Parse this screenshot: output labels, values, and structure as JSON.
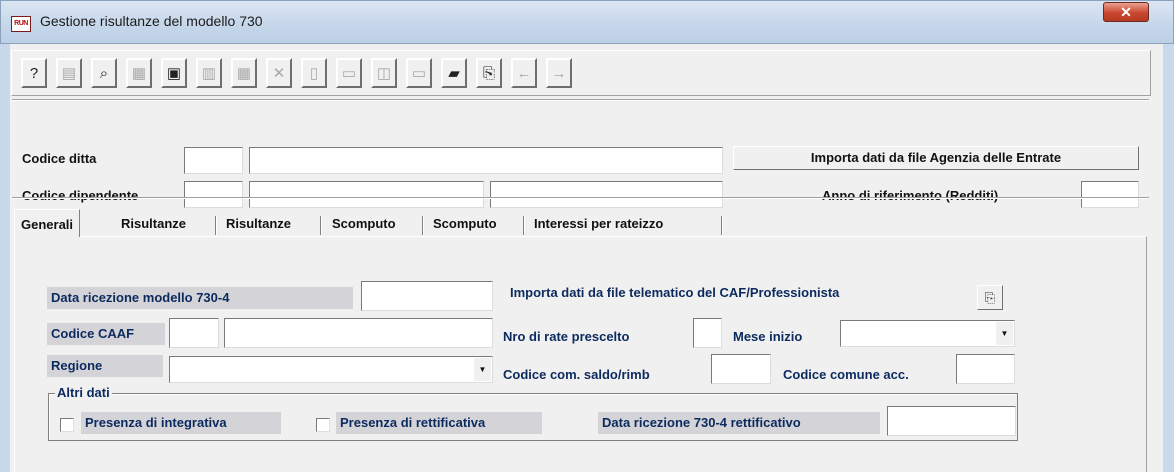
{
  "window": {
    "title": "Gestione risultanze del modello 730",
    "app_icon_text": "RUN",
    "close_glyph": "✕"
  },
  "toolbar": {
    "buttons": [
      {
        "name": "help-icon",
        "glyph": "?",
        "enabled": true
      },
      {
        "name": "properties-icon",
        "glyph": "▤",
        "enabled": false
      },
      {
        "name": "binoculars-icon",
        "glyph": "⌕",
        "enabled": true
      },
      {
        "name": "copy-record-icon",
        "glyph": "▦",
        "enabled": false
      },
      {
        "name": "calculator-icon",
        "glyph": "▣",
        "enabled": true
      },
      {
        "name": "paste-icon",
        "glyph": "▥",
        "enabled": false
      },
      {
        "name": "list-icon",
        "glyph": "▦",
        "enabled": false
      },
      {
        "name": "delete-icon",
        "glyph": "✕",
        "enabled": false
      },
      {
        "name": "preview-icon",
        "glyph": "▯",
        "enabled": false
      },
      {
        "name": "print-icon",
        "glyph": "▭",
        "enabled": false
      },
      {
        "name": "pdf-icon",
        "glyph": "◫",
        "enabled": false
      },
      {
        "name": "form-icon",
        "glyph": "▭",
        "enabled": false
      },
      {
        "name": "open-folder-icon",
        "glyph": "▰",
        "enabled": true
      },
      {
        "name": "import-icon",
        "glyph": "⎘",
        "enabled": true
      },
      {
        "name": "arrow-left-icon",
        "glyph": "←",
        "enabled": false
      },
      {
        "name": "arrow-right-icon",
        "glyph": "→",
        "enabled": false
      }
    ]
  },
  "header": {
    "codice_ditta_label": "Codice ditta",
    "codice_dipendente_label": "Codice dipendente",
    "import_ade_button": "Importa dati da file Agenzia delle Entrate",
    "anno_label": "Anno di riferimento (Redditi)",
    "codice_ditta": "",
    "ragione_sociale": "",
    "codice_dipendente": "",
    "cognome": "",
    "nome": "",
    "anno": ""
  },
  "tabs": [
    {
      "label": "Generali",
      "active": true
    },
    {
      "label": "Risultanze",
      "active": false
    },
    {
      "label": "Risultanze",
      "active": false
    },
    {
      "label": "Scomputo",
      "active": false
    },
    {
      "label": "Scomputo",
      "active": false
    },
    {
      "label": "Interessi per rateizzo",
      "active": false
    }
  ],
  "generali": {
    "data_ricezione_label": "Data ricezione modello 730-4",
    "data_ricezione": "",
    "import_caf_label": "Importa dati da file telematico del CAF/Professionista",
    "import_caf_icon": "copy-icon",
    "codice_caaf_label": "Codice CAAF",
    "codice_caaf": "",
    "descrizione_caaf": "",
    "nro_rate_label": "Nro di  rate prescelto",
    "nro_rate": "",
    "mese_inizio_label": "Mese inizio",
    "mese_inizio": "",
    "regione_label": "Regione",
    "regione": "",
    "codice_com_saldo_label": "Codice com. saldo/rimb",
    "codice_com_saldo": "",
    "codice_comune_acc_label": "Codice comune acc.",
    "codice_comune_acc": "",
    "altri_dati_label": "Altri dati",
    "presenza_integrativa_label": "Presenza di integrativa",
    "presenza_integrativa": false,
    "presenza_rettificativa_label": "Presenza di rettificativa",
    "presenza_rettificativa": false,
    "data_ricezione_rett_label": "Data ricezione 730-4 rettificativo",
    "data_ricezione_rett": ""
  }
}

==================================================

--- Aim of the exercise ---
All the records need to be repeated exactly, with the images dropped.

--- Full solution ---
Parse this screenshot: output labels, values, and structure as JSON.
{
  "window": {
    "title": "Gestione risultanze del modello 730",
    "app_icon_text": "RUN",
    "close_glyph": "✕"
  },
  "toolbar": {
    "buttons": [
      {
        "name": "help-icon",
        "glyph": "?",
        "enabled": true
      },
      {
        "name": "properties-icon",
        "glyph": "▤",
        "enabled": false
      },
      {
        "name": "binoculars-icon",
        "glyph": "⌕",
        "enabled": true
      },
      {
        "name": "copy-record-icon",
        "glyph": "▦",
        "enabled": false
      },
      {
        "name": "calculator-icon",
        "glyph": "▣",
        "enabled": true
      },
      {
        "name": "paste-icon",
        "glyph": "▥",
        "enabled": false
      },
      {
        "name": "list-icon",
        "glyph": "▦",
        "enabled": false
      },
      {
        "name": "delete-icon",
        "glyph": "✕",
        "enabled": false
      },
      {
        "name": "preview-icon",
        "glyph": "▯",
        "enabled": false
      },
      {
        "name": "print-icon",
        "glyph": "▭",
        "enabled": false
      },
      {
        "name": "pdf-icon",
        "glyph": "◫",
        "enabled": false
      },
      {
        "name": "form-icon",
        "glyph": "▭",
        "enabled": false
      },
      {
        "name": "open-folder-icon",
        "glyph": "▰",
        "enabled": true
      },
      {
        "name": "import-icon",
        "glyph": "⎘",
        "enabled": true
      },
      {
        "name": "arrow-left-icon",
        "glyph": "←",
        "enabled": false
      },
      {
        "name": "arrow-right-icon",
        "glyph": "→",
        "enabled": false
      }
    ]
  },
  "header": {
    "codice_ditta_label": "Codice ditta",
    "codice_dipendente_label": "Codice dipendente",
    "import_ade_button": "Importa dati da file Agenzia delle Entrate",
    "anno_label": "Anno di riferimento (Redditi)",
    "codice_ditta": "",
    "ragione_sociale": "",
    "codice_dipendente": "",
    "cognome": "",
    "nome": "",
    "anno": ""
  },
  "tabs": [
    {
      "label": "Generali",
      "active": true
    },
    {
      "label": "Risultanze",
      "active": false
    },
    {
      "label": "Risultanze",
      "active": false
    },
    {
      "label": "Scomputo",
      "active": false
    },
    {
      "label": "Scomputo",
      "active": false
    },
    {
      "label": "Interessi per rateizzo",
      "active": false
    }
  ],
  "generali": {
    "data_ricezione_label": "Data ricezione modello 730-4",
    "data_ricezione": "",
    "import_caf_label": "Importa dati da file telematico del CAF/Professionista",
    "import_caf_icon": "copy-icon",
    "codice_caaf_label": "Codice CAAF",
    "codice_caaf": "",
    "descrizione_caaf": "",
    "nro_rate_label": "Nro di  rate prescelto",
    "nro_rate": "",
    "mese_inizio_label": "Mese inizio",
    "mese_inizio": "",
    "regione_label": "Regione",
    "regione": "",
    "codice_com_saldo_label": "Codice com. saldo/rimb",
    "codice_com_saldo": "",
    "codice_comune_acc_label": "Codice comune acc.",
    "codice_comune_acc": "",
    "altri_dati_label": "Altri dati",
    "presenza_integrativa_label": "Presenza di integrativa",
    "presenza_integrativa": false,
    "presenza_rettificativa_label": "Presenza di rettificativa",
    "presenza_rettificativa": false,
    "data_ricezione_rett_label": "Data ricezione 730-4 rettificativo",
    "data_ricezione_rett": ""
  }
}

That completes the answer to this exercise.